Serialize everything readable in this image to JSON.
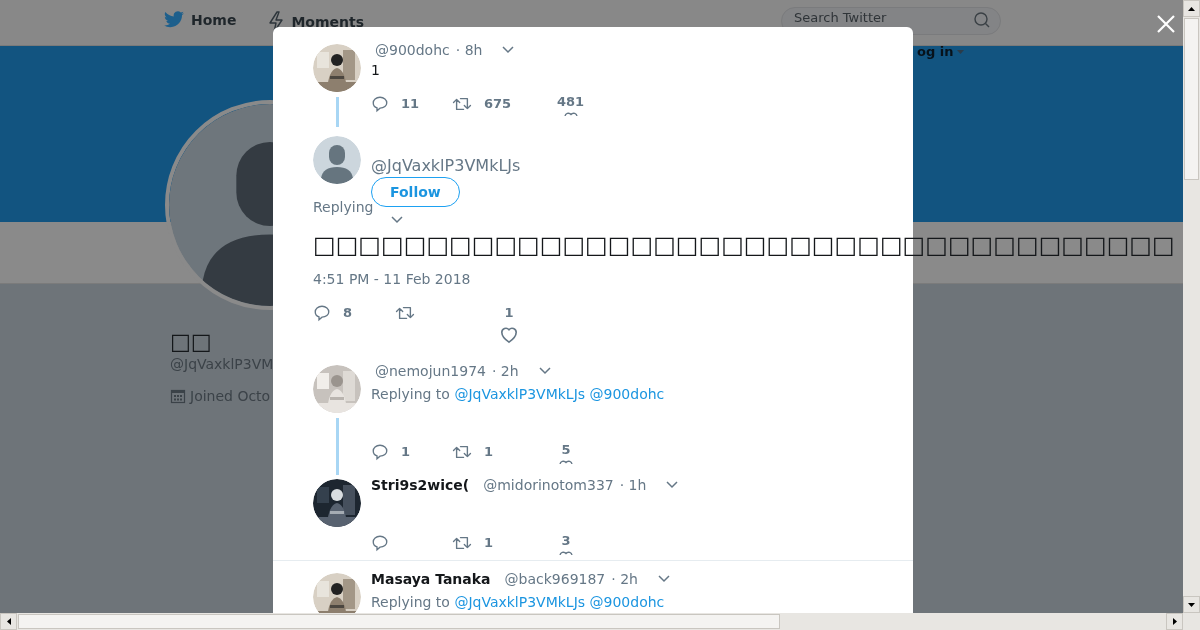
{
  "nav": {
    "items": [
      {
        "kind": "bird",
        "label": "Home"
      },
      {
        "kind": "bolt",
        "label": "Moments"
      }
    ],
    "search": {
      "placeholder": "Search Twitter"
    },
    "login": "og in"
  },
  "profile": {
    "name": "□□",
    "handle": "@JqVaxklP3VM",
    "joined": "Joined Octo"
  },
  "tweets": [
    {
      "kind": "reply",
      "handle": "@900dohc",
      "time": "· 8h",
      "text": "1",
      "thread": true,
      "actions": {
        "replies": "11",
        "retweets": "675",
        "likes": "481"
      }
    },
    {
      "kind": "focus",
      "handle": "@JqVaxklP3VMkLJs",
      "follow": "Follow",
      "replying": "Replying",
      "text": "□□□□□□□□□□□□□□□□□□□□□□□□□□□□□□□□□□□□□□",
      "timestamp": "4:51 PM - 11 Feb 2018",
      "actions": {
        "replies": "8",
        "likes": "1"
      }
    },
    {
      "kind": "reply",
      "handle": "@nemojun1974",
      "time": "· 2h",
      "replying_to": {
        "label": "Replying to",
        "mentions": [
          "@JqVaxklP3VMkLJs",
          "@900dohc"
        ]
      },
      "thread": true,
      "actions": {
        "replies": "1",
        "retweets": "1",
        "likes": "5"
      }
    },
    {
      "kind": "reply",
      "name": "Stri9s2wice(",
      "handle": "@midorinotom337",
      "time": "· 1h",
      "thread": false,
      "actions": {
        "retweets": "1",
        "likes": "3"
      }
    },
    {
      "kind": "reply",
      "name": "Masaya Tanaka",
      "handle": "@back969187",
      "time": "· 2h",
      "replying_to": {
        "label": "Replying to",
        "mentions": [
          "@JqVaxklP3VMkLJs",
          "@900dohc"
        ]
      },
      "thread": false,
      "divider": true
    }
  ]
}
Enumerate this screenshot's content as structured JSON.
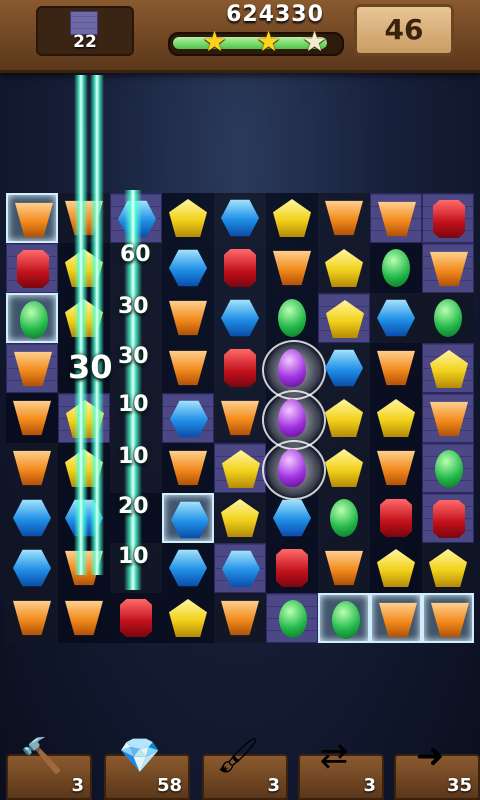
{
  "hud": {
    "goal_count": "22",
    "score": "624330",
    "moves": "46",
    "progress": 0.95,
    "stars": [
      {
        "icon": "star-icon",
        "earned": true
      },
      {
        "icon": "star-icon",
        "earned": true
      },
      {
        "icon": "star-icon",
        "earned": false
      }
    ]
  },
  "board": {
    "rows": 9,
    "cols": 9,
    "gems": [
      [
        "amber",
        "amber",
        "sapph",
        "topaz",
        "sapph",
        "topaz",
        "amber",
        "amber",
        "ruby"
      ],
      [
        "ruby",
        "topaz",
        "",
        "sapph",
        "ruby",
        "amber",
        "topaz",
        "emer",
        "amber"
      ],
      [
        "emer",
        "topaz",
        "",
        "amber",
        "sapph",
        "emer",
        "topaz",
        "sapph",
        "emer"
      ],
      [
        "amber",
        "",
        "",
        "amber",
        "ruby",
        "amy",
        "sapph",
        "amber",
        "topaz"
      ],
      [
        "amber",
        "topaz",
        "",
        "sapph",
        "amber",
        "amy",
        "topaz",
        "topaz",
        "amber"
      ],
      [
        "amber",
        "topaz",
        "",
        "amber",
        "topaz",
        "amy",
        "topaz",
        "amber",
        "emer"
      ],
      [
        "sapph",
        "sapph",
        "",
        "sapph",
        "topaz",
        "sapph",
        "emer",
        "ruby",
        "ruby"
      ],
      [
        "sapph",
        "amber",
        "",
        "sapph",
        "sapph",
        "ruby",
        "amber",
        "topaz",
        "topaz"
      ],
      [
        "amber",
        "amber",
        "ruby",
        "topaz",
        "amber",
        "emer",
        "emer",
        "amber",
        "amber"
      ]
    ],
    "tiles": [
      [
        "ice",
        "dk",
        "brick",
        "",
        "dk",
        "",
        "dk",
        "brick",
        "brick"
      ],
      [
        "brick",
        "",
        "dk",
        "",
        "dk",
        "",
        "dk",
        "",
        "brick"
      ],
      [
        "ice",
        "",
        "dk",
        "",
        "dk",
        "",
        "brick",
        "dk",
        "dk"
      ],
      [
        "brick",
        "",
        "dk",
        "",
        "dk",
        "",
        "dk",
        "",
        "brick"
      ],
      [
        "",
        "brick",
        "dk",
        "brick",
        "dk",
        "",
        "dk",
        "",
        "brick"
      ],
      [
        "dk",
        "",
        "dk",
        "",
        "brick",
        "",
        "dk",
        "",
        "brick"
      ],
      [
        "dk",
        "",
        "",
        "ice",
        "dk",
        "",
        "dk",
        "",
        "brick"
      ],
      [
        "dk",
        "",
        "dk",
        "",
        "brick",
        "",
        "dk",
        "",
        "dk"
      ],
      [
        "dk",
        "",
        "",
        "",
        "dk",
        "brick",
        "ice",
        "ice",
        "ice"
      ]
    ]
  },
  "popups": [
    {
      "text": "60",
      "size": "small"
    },
    {
      "text": "30",
      "size": "small"
    },
    {
      "text": "30",
      "size": "big"
    },
    {
      "text": "30",
      "size": "small"
    },
    {
      "text": "10",
      "size": "small"
    },
    {
      "text": "10",
      "size": "small"
    },
    {
      "text": "20",
      "size": "small"
    },
    {
      "text": "10",
      "size": "small"
    }
  ],
  "tools": [
    {
      "name": "hammer-booster",
      "icon": "hammer-icon",
      "glyph": "🔨",
      "count": "3"
    },
    {
      "name": "rainbow-gem-booster",
      "icon": "rainbow-gem-icon",
      "glyph": "💎",
      "count": "58"
    },
    {
      "name": "brush-booster",
      "icon": "brush-icon",
      "glyph": "🖌",
      "count": "3"
    },
    {
      "name": "swap-booster",
      "icon": "swap-arrows-icon",
      "glyph": "⇄",
      "count": "3"
    },
    {
      "name": "extra-moves-booster",
      "icon": "plus-five-moves-icon",
      "glyph": "➜",
      "count": "35"
    }
  ]
}
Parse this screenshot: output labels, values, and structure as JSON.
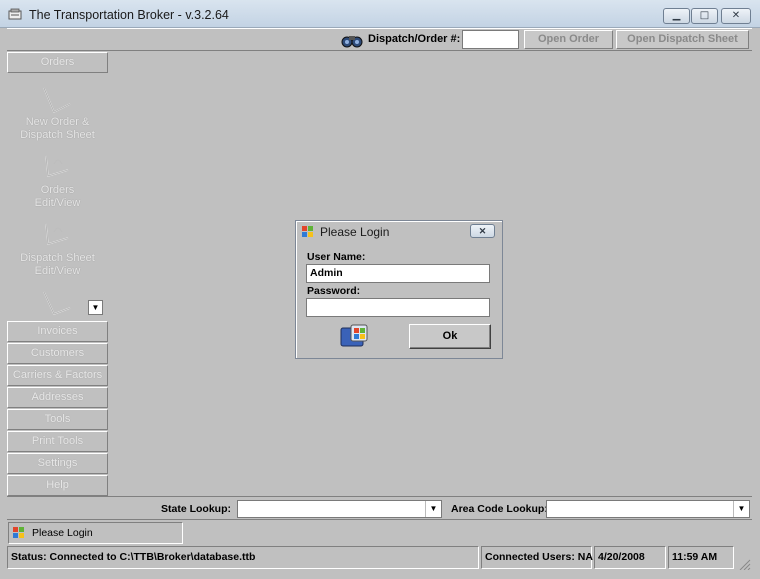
{
  "window": {
    "title": "The Transportation Broker - v.3.2.64"
  },
  "toolbar": {
    "dispatch_label": "Dispatch/Order #:",
    "dispatch_value": "",
    "open_order_label": "Open Order",
    "open_dispatch_label": "Open Dispatch Sheet"
  },
  "sidebar": {
    "orders_header": "Orders",
    "items": [
      {
        "line1": "New Order &",
        "line2": "Dispatch Sheet"
      },
      {
        "line1": "Orders",
        "line2": "Edit/View"
      },
      {
        "line1": "Dispatch Sheet",
        "line2": "Edit/View"
      }
    ],
    "sections": [
      "Invoices",
      "Customers",
      "Carriers & Factors",
      "Addresses",
      "Tools",
      "Print Tools",
      "Settings",
      "Help"
    ]
  },
  "login": {
    "title": "Please Login",
    "user_label": "User Name:",
    "user_value": "Admin",
    "pass_label": "Password:",
    "pass_value": "",
    "ok_label": "Ok"
  },
  "lookup": {
    "state_label": "State Lookup:",
    "state_value": "",
    "area_label": "Area Code Lookup:",
    "area_value": ""
  },
  "message": {
    "text": "Please Login"
  },
  "status": {
    "main": "Status: Connected to C:\\TTB\\Broker\\database.ttb",
    "users": "Connected Users: NA",
    "date": "4/20/2008",
    "time": "11:59 AM"
  }
}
******
● Task to carry out
Without the pictures, restate each entry exactly.

● Full response
Serialize everything readable in this image to JSON.
{
  "nav": {
    "items": [
      {
        "kind": "bird",
        "label": "Home"
      },
      {
        "kind": "bolt",
        "label": "Moments"
      }
    ],
    "search": {
      "placeholder": "Search Twitter"
    },
    "login": "og in"
  },
  "profile": {
    "name": "□□",
    "handle": "@JqVaxklP3VM",
    "joined": "Joined Octo"
  },
  "tweets": [
    {
      "kind": "reply",
      "handle": "@900dohc",
      "time": "· 8h",
      "text": "1",
      "thread": true,
      "actions": {
        "replies": "11",
        "retweets": "675",
        "likes": "481"
      }
    },
    {
      "kind": "focus",
      "handle": "@JqVaxklP3VMkLJs",
      "follow": "Follow",
      "replying": "Replying",
      "text": "□□□□□□□□□□□□□□□□□□□□□□□□□□□□□□□□□□□□□□",
      "timestamp": "4:51 PM - 11 Feb 2018",
      "actions": {
        "replies": "8",
        "likes": "1"
      }
    },
    {
      "kind": "reply",
      "handle": "@nemojun1974",
      "time": "· 2h",
      "replying_to": {
        "label": "Replying to",
        "mentions": [
          "@JqVaxklP3VMkLJs",
          "@900dohc"
        ]
      },
      "thread": true,
      "actions": {
        "replies": "1",
        "retweets": "1",
        "likes": "5"
      }
    },
    {
      "kind": "reply",
      "name": "Stri9s2wice(",
      "handle": "@midorinotom337",
      "time": "· 1h",
      "thread": false,
      "actions": {
        "retweets": "1",
        "likes": "3"
      }
    },
    {
      "kind": "reply",
      "name": "Masaya Tanaka",
      "handle": "@back969187",
      "time": "· 2h",
      "replying_to": {
        "label": "Replying to",
        "mentions": [
          "@JqVaxklP3VMkLJs",
          "@900dohc"
        ]
      },
      "thread": false,
      "divider": true
    }
  ]
}
Enumerate this screenshot's content as structured JSON.
{
  "hud": {
    "goal_count": "22",
    "score": "624330",
    "moves": "46",
    "progress": 0.95,
    "stars": [
      {
        "icon": "star-icon",
        "earned": true
      },
      {
        "icon": "star-icon",
        "earned": true
      },
      {
        "icon": "star-icon",
        "earned": false
      }
    ]
  },
  "board": {
    "rows": 9,
    "cols": 9,
    "gems": [
      [
        "amber",
        "amber",
        "sapph",
        "topaz",
        "sapph",
        "topaz",
        "amber",
        "amber",
        "ruby"
      ],
      [
        "ruby",
        "topaz",
        "",
        "sapph",
        "ruby",
        "amber",
        "topaz",
        "emer",
        "amber"
      ],
      [
        "emer",
        "topaz",
        "",
        "amber",
        "sapph",
        "emer",
        "topaz",
        "sapph",
        "emer"
      ],
      [
        "amber",
        "",
        "",
        "amber",
        "ruby",
        "amy",
        "sapph",
        "amber",
        "topaz"
      ],
      [
        "amber",
        "topaz",
        "",
        "sapph",
        "amber",
        "amy",
        "topaz",
        "topaz",
        "amber"
      ],
      [
        "amber",
        "topaz",
        "",
        "amber",
        "topaz",
        "amy",
        "topaz",
        "amber",
        "emer"
      ],
      [
        "sapph",
        "sapph",
        "",
        "sapph",
        "topaz",
        "sapph",
        "emer",
        "ruby",
        "ruby"
      ],
      [
        "sapph",
        "amber",
        "",
        "sapph",
        "sapph",
        "ruby",
        "amber",
        "topaz",
        "topaz"
      ],
      [
        "amber",
        "amber",
        "ruby",
        "topaz",
        "amber",
        "emer",
        "emer",
        "amber",
        "amber"
      ]
    ],
    "tiles": [
      [
        "ice",
        "dk",
        "brick",
        "",
        "dk",
        "",
        "dk",
        "brick",
        "brick"
      ],
      [
        "brick",
        "",
        "dk",
        "",
        "dk",
        "",
        "dk",
        "",
        "brick"
      ],
      [
        "ice",
        "",
        "dk",
        "",
        "dk",
        "",
        "brick",
        "dk",
        "dk"
      ],
      [
        "brick",
        "",
        "dk",
        "",
        "dk",
        "",
        "dk",
        "",
        "brick"
      ],
      [
        "",
        "brick",
        "dk",
        "brick",
        "dk",
        "",
        "dk",
        "",
        "brick"
      ],
      [
        "dk",
        "",
        "dk",
        "",
        "brick",
        "",
        "dk",
        "",
        "brick"
      ],
      [
        "dk",
        "",
        "",
        "ice",
        "dk",
        "",
        "dk",
        "",
        "brick"
      ],
      [
        "dk",
        "",
        "dk",
        "",
        "brick",
        "",
        "dk",
        "",
        "dk"
      ],
      [
        "dk",
        "",
        "",
        "",
        "dk",
        "brick",
        "ice",
        "ice",
        "ice"
      ]
    ]
  },
  "popups": [
    {
      "text": "60",
      "size": "small"
    },
    {
      "text": "30",
      "size": "small"
    },
    {
      "text": "30",
      "size": "big"
    },
    {
      "text": "30",
      "size": "small"
    },
    {
      "text": "10",
      "size": "small"
    },
    {
      "text": "10",
      "size": "small"
    },
    {
      "text": "20",
      "size": "small"
    },
    {
      "text": "10",
      "size": "small"
    }
  ],
  "tools": [
    {
      "name": "hammer-booster",
      "icon": "hammer-icon",
      "glyph": "🔨",
      "count": "3"
    },
    {
      "name": "rainbow-gem-booster",
      "icon": "rainbow-gem-icon",
      "glyph": "💎",
      "count": "58"
    },
    {
      "name": "brush-booster",
      "icon": "brush-icon",
      "glyph": "🖌",
      "count": "3"
    },
    {
      "name": "swap-booster",
      "icon": "swap-arrows-icon",
      "glyph": "⇄",
      "count": "3"
    },
    {
      "name": "extra-moves-booster",
      "icon": "plus-five-moves-icon",
      "glyph": "➜",
      "count": "35"
    }
  ]
}
Parse this screenshot: output labels, values, and structure as JSON.
{
  "window": {
    "title": "The Transportation Broker - v.3.2.64"
  },
  "toolbar": {
    "dispatch_label": "Dispatch/Order #:",
    "dispatch_value": "",
    "open_order_label": "Open Order",
    "open_dispatch_label": "Open Dispatch Sheet"
  },
  "sidebar": {
    "orders_header": "Orders",
    "items": [
      {
        "line1": "New Order &",
        "line2": "Dispatch Sheet"
      },
      {
        "line1": "Orders",
        "line2": "Edit/View"
      },
      {
        "line1": "Dispatch Sheet",
        "line2": "Edit/View"
      }
    ],
    "sections": [
      "Invoices",
      "Customers",
      "Carriers & Factors",
      "Addresses",
      "Tools",
      "Print Tools",
      "Settings",
      "Help"
    ]
  },
  "login": {
    "title": "Please Login",
    "user_label": "User Name:",
    "user_value": "Admin",
    "pass_label": "Password:",
    "pass_value": "",
    "ok_label": "Ok"
  },
  "lookup": {
    "state_label": "State Lookup:",
    "state_value": "",
    "area_label": "Area Code Lookup:",
    "area_value": ""
  },
  "message": {
    "text": "Please Login"
  },
  "status": {
    "main": "Status: Connected to C:\\TTB\\Broker\\database.ttb",
    "users": "Connected Users: NA",
    "date": "4/20/2008",
    "time": "11:59 AM"
  }
}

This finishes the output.